PROVIDED ENTRIES —
— BEGIN —
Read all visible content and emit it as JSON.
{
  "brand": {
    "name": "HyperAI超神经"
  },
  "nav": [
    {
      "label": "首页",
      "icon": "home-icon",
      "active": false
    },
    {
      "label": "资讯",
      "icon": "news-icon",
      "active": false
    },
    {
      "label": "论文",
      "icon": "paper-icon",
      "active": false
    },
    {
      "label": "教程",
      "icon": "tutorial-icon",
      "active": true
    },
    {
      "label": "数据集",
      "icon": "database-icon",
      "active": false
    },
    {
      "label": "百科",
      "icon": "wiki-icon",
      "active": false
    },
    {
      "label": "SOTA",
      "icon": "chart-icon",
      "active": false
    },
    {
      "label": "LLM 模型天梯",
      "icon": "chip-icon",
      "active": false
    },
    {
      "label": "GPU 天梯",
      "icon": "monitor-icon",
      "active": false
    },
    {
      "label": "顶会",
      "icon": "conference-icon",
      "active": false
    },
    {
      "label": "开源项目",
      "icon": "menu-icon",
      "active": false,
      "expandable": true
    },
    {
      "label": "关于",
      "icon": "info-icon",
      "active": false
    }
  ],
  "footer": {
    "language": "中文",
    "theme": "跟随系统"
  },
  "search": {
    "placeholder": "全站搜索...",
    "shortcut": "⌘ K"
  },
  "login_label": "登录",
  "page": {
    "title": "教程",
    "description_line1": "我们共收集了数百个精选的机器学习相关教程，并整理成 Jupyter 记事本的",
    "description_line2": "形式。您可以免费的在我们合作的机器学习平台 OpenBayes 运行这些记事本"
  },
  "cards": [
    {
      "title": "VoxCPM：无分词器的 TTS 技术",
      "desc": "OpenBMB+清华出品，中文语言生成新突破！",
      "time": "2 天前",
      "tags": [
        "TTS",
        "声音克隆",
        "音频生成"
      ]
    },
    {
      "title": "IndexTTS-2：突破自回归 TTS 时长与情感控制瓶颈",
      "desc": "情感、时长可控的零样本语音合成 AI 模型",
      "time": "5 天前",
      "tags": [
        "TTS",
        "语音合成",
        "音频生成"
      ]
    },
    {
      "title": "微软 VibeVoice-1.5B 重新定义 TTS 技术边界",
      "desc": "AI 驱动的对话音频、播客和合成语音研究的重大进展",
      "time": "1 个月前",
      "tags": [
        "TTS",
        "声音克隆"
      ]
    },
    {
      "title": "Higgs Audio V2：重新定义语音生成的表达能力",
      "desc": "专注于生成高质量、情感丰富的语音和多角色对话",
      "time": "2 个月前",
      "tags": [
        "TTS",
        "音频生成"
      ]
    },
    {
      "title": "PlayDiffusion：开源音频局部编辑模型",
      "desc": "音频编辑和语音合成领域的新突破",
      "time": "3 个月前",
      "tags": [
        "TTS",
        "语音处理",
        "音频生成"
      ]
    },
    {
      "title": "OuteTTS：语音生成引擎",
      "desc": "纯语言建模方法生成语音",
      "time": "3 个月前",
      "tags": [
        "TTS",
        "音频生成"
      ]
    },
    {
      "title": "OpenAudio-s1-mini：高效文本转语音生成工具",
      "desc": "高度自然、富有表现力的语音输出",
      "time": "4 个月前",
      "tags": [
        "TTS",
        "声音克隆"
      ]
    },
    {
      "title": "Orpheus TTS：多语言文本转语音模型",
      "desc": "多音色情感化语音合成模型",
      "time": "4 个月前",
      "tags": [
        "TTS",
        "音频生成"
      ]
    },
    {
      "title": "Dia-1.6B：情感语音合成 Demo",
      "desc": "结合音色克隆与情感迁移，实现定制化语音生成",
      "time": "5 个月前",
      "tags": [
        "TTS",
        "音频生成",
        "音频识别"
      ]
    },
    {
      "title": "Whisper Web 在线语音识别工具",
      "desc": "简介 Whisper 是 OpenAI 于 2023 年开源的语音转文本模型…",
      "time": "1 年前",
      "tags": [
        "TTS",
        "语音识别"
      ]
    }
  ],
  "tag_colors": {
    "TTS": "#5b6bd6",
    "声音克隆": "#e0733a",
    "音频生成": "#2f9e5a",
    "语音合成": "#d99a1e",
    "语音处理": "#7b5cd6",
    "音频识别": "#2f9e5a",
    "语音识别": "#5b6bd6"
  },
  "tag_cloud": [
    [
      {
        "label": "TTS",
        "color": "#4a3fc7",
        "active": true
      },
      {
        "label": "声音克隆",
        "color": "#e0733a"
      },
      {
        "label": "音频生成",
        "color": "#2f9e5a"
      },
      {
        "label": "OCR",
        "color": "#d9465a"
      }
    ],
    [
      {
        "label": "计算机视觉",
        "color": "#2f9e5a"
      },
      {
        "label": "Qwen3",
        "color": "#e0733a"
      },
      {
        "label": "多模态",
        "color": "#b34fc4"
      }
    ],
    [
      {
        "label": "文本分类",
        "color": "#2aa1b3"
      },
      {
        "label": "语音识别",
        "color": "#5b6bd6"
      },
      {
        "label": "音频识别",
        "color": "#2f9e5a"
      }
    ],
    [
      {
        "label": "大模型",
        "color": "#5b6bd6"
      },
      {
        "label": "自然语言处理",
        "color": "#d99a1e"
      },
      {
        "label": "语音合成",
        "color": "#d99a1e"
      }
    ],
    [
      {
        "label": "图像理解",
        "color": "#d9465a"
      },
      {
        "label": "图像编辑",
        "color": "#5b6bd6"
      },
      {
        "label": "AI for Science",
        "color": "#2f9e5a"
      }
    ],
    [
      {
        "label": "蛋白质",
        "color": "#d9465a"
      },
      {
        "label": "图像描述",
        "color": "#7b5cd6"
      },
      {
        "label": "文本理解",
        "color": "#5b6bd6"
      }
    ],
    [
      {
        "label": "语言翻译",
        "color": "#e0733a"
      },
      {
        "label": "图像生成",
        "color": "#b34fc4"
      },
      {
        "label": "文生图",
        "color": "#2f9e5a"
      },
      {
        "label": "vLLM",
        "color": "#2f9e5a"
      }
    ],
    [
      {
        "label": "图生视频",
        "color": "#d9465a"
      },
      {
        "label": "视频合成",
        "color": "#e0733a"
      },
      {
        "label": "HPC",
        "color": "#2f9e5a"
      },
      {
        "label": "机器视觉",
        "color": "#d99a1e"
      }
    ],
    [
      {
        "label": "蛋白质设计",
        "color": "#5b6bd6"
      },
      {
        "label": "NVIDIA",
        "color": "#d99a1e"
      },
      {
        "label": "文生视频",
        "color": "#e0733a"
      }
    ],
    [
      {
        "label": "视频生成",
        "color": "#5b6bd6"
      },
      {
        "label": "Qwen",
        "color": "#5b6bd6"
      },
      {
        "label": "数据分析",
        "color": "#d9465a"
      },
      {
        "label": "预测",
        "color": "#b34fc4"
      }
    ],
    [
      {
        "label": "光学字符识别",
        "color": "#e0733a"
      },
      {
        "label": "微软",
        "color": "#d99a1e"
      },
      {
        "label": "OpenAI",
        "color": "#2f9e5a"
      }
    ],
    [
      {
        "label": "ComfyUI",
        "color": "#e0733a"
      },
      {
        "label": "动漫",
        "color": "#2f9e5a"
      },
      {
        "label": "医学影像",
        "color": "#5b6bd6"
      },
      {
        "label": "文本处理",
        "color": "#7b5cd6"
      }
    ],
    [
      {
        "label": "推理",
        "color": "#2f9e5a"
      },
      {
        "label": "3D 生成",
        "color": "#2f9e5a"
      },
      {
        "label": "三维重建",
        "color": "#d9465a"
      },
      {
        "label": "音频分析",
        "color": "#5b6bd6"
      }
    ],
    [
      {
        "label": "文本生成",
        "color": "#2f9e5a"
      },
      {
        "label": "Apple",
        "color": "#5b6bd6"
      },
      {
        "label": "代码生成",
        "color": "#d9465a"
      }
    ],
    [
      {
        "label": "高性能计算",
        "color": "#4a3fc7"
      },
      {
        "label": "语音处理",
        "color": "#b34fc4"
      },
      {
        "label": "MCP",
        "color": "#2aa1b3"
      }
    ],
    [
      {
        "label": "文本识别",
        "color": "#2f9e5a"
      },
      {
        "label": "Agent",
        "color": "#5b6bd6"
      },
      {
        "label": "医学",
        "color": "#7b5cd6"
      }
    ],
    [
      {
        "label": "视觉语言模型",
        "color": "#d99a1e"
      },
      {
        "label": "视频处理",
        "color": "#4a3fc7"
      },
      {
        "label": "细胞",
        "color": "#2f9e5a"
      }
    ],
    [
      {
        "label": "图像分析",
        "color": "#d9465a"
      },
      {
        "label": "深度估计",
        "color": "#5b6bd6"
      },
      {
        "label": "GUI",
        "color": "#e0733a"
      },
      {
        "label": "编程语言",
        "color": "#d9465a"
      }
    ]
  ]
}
— END —
Scan the data for the word "title" and copy every line where it shows up.

    "title": "教程",
      "title": "VoxCPM：无分词器的 TTS 技术",
      "title": "IndexTTS-2：突破自回归 TTS 时长与情感控制瓶颈",
      "title": "微软 VibeVoice-1.5B 重新定义 TTS 技术边界",
      "title": "Higgs Audio V2：重新定义语音生成的表达能力",
      "title": "PlayDiffusion：开源音频局部编辑模型",
      "title": "OuteTTS：语音生成引擎",
      "title": "OpenAudio-s1-mini：高效文本转语音生成工具",
      "title": "Orpheus TTS：多语言文本转语音模型",
      "title": "Dia-1.6B：情感语音合成 Demo",
      "title": "Whisper Web 在线语音识别工具",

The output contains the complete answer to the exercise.